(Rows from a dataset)
▬▬▬

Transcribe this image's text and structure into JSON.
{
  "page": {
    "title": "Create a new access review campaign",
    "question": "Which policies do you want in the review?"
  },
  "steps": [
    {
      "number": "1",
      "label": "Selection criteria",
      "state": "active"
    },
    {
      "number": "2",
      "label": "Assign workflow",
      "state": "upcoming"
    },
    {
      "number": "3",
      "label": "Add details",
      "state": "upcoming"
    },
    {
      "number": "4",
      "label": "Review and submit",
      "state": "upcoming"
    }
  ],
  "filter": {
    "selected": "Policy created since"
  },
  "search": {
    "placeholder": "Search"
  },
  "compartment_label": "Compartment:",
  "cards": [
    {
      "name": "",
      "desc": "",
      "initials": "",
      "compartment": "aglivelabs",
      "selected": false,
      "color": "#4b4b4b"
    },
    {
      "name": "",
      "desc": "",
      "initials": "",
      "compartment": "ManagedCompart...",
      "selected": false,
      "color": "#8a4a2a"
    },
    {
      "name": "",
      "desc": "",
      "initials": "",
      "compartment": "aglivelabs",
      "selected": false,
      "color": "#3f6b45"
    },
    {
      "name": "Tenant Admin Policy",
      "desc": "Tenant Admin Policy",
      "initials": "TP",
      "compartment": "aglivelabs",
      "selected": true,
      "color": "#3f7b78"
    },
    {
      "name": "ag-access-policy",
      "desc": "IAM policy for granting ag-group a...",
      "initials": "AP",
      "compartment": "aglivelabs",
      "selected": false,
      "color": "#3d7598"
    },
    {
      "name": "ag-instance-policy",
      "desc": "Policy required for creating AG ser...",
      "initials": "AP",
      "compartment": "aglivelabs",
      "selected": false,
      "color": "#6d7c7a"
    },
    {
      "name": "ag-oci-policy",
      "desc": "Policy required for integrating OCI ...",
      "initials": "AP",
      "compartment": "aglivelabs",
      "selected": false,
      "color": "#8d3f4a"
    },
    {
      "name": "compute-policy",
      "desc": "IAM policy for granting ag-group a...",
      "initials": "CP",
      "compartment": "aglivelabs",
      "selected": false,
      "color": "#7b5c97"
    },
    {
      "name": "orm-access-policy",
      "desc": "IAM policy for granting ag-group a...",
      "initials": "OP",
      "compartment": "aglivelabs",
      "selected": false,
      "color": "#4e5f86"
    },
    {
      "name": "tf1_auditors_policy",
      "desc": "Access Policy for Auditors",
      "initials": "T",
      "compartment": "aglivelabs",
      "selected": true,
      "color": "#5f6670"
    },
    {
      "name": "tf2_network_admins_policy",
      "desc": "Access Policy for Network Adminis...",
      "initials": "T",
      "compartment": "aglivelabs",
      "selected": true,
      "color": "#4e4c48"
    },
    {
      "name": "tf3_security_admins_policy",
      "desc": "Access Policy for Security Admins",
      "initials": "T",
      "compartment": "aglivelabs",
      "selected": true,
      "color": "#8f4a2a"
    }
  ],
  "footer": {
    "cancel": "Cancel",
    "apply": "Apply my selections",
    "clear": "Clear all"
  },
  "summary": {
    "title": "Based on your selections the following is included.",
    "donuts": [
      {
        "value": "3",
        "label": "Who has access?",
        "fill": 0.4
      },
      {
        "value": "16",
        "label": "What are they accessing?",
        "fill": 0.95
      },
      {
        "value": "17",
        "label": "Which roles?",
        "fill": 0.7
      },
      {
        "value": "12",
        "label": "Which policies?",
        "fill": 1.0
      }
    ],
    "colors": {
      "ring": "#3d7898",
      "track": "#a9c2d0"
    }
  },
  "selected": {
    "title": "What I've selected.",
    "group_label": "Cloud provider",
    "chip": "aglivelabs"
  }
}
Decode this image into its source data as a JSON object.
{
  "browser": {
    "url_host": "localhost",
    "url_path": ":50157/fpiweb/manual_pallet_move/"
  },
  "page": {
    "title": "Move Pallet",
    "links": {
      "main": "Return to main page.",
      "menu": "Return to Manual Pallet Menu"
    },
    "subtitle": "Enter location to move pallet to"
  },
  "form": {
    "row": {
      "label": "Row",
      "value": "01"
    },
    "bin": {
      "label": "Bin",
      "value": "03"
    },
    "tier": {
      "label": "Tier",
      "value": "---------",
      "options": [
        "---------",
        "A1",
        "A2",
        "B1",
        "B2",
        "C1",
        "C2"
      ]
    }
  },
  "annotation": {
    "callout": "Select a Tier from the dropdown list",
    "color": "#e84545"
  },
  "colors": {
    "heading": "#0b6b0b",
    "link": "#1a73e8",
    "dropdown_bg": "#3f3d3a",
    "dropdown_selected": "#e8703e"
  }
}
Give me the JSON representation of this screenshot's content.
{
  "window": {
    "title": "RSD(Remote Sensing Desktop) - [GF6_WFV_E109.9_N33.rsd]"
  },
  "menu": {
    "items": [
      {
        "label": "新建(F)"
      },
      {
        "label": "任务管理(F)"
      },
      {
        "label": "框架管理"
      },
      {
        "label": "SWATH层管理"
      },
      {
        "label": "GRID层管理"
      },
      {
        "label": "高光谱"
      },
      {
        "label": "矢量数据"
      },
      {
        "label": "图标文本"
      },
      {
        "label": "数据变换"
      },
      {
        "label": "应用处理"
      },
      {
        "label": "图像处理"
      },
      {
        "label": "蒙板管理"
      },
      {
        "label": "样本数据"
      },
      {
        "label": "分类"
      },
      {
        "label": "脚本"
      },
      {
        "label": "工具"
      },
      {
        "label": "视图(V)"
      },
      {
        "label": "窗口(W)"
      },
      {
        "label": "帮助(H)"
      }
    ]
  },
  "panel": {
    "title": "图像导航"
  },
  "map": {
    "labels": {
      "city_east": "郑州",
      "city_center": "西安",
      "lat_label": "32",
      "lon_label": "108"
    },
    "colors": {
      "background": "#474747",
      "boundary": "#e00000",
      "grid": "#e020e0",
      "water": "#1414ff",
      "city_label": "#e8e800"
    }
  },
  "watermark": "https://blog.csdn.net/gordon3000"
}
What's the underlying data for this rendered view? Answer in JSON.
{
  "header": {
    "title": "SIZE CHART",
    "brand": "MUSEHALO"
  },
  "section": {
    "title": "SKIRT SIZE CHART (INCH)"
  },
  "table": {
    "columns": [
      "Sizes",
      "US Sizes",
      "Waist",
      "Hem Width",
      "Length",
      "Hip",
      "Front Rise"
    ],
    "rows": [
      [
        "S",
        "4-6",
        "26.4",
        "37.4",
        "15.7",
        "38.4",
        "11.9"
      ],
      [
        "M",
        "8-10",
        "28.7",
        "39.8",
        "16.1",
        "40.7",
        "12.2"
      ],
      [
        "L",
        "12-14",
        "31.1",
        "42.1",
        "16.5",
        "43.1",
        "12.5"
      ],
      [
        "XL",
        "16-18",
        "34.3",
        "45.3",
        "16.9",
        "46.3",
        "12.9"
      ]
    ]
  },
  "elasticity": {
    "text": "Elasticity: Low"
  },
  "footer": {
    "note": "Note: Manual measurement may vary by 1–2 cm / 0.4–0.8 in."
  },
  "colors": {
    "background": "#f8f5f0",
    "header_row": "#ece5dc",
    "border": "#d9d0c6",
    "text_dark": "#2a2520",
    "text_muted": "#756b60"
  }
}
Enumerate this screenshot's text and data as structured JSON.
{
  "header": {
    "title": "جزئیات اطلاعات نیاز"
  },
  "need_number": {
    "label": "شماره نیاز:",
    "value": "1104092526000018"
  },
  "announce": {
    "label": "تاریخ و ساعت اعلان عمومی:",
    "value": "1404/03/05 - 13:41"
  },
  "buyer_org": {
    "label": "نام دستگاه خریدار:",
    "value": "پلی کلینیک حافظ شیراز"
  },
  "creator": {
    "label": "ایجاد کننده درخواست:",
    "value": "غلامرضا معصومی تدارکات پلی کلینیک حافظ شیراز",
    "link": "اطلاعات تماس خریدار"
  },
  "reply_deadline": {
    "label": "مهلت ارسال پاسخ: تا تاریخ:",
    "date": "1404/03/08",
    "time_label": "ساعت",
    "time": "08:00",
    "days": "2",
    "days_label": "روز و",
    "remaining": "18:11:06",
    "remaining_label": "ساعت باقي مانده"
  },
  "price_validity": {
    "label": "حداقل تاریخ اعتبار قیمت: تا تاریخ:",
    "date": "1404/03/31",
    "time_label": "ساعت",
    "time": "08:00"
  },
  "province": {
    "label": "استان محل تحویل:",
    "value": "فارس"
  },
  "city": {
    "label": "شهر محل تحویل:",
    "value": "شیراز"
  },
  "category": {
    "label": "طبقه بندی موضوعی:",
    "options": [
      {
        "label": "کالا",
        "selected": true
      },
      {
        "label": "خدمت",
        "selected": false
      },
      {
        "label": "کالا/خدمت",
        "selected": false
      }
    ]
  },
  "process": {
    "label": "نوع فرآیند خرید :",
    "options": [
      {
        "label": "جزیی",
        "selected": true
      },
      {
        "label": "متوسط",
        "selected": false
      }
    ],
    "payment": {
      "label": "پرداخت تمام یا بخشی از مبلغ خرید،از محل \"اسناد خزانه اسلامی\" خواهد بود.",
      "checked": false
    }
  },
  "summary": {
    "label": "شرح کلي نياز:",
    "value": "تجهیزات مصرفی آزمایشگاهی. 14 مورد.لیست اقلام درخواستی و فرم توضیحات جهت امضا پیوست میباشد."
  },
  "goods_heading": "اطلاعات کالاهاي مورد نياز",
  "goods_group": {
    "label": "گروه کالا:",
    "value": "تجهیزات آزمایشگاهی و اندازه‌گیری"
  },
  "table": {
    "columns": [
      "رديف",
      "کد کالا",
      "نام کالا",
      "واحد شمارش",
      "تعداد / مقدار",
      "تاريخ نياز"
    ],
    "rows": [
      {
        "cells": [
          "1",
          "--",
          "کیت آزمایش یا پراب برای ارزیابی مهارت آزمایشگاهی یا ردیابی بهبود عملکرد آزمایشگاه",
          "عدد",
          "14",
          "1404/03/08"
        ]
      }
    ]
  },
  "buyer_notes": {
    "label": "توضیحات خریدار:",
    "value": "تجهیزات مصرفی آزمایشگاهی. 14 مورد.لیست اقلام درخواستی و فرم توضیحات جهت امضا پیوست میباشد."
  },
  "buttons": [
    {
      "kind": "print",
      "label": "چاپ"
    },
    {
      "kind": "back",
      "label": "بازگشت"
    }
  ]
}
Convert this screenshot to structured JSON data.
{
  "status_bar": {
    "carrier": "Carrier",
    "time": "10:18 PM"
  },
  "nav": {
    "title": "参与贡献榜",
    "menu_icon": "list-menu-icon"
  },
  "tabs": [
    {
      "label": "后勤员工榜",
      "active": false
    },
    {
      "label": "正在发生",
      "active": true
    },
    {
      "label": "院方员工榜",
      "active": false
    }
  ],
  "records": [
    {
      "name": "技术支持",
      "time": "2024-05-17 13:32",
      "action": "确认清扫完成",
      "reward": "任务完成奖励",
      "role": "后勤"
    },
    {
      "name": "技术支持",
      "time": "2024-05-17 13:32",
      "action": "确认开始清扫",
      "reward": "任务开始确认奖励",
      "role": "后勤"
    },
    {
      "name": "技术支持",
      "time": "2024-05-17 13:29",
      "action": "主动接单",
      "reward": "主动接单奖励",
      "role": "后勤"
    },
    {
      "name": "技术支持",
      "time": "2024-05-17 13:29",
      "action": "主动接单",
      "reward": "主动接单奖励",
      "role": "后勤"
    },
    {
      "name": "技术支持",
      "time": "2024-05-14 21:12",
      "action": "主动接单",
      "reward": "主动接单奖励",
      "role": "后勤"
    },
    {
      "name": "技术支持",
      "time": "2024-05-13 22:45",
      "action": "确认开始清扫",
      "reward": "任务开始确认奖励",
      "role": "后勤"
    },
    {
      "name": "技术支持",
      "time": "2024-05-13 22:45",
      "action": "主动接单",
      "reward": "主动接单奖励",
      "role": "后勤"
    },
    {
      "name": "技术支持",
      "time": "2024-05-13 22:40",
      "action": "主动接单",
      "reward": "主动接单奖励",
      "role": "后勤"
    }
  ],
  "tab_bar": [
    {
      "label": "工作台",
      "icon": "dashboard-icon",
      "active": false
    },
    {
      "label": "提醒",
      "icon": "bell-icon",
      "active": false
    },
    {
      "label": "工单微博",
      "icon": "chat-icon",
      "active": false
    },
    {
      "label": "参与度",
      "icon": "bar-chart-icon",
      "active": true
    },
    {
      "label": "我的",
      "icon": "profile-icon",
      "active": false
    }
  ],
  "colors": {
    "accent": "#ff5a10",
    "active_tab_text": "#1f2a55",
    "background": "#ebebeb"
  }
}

▬▬▬

Read the data above. Pull out each line in which the string "icon" appears.

**Result of the task**
    "menu_icon": "list-menu-icon"
      "icon": "dashboard-icon",
      "icon": "bell-icon",
      "icon": "chat-icon",
      "icon": "bar-chart-icon",
      "icon": "profile-icon",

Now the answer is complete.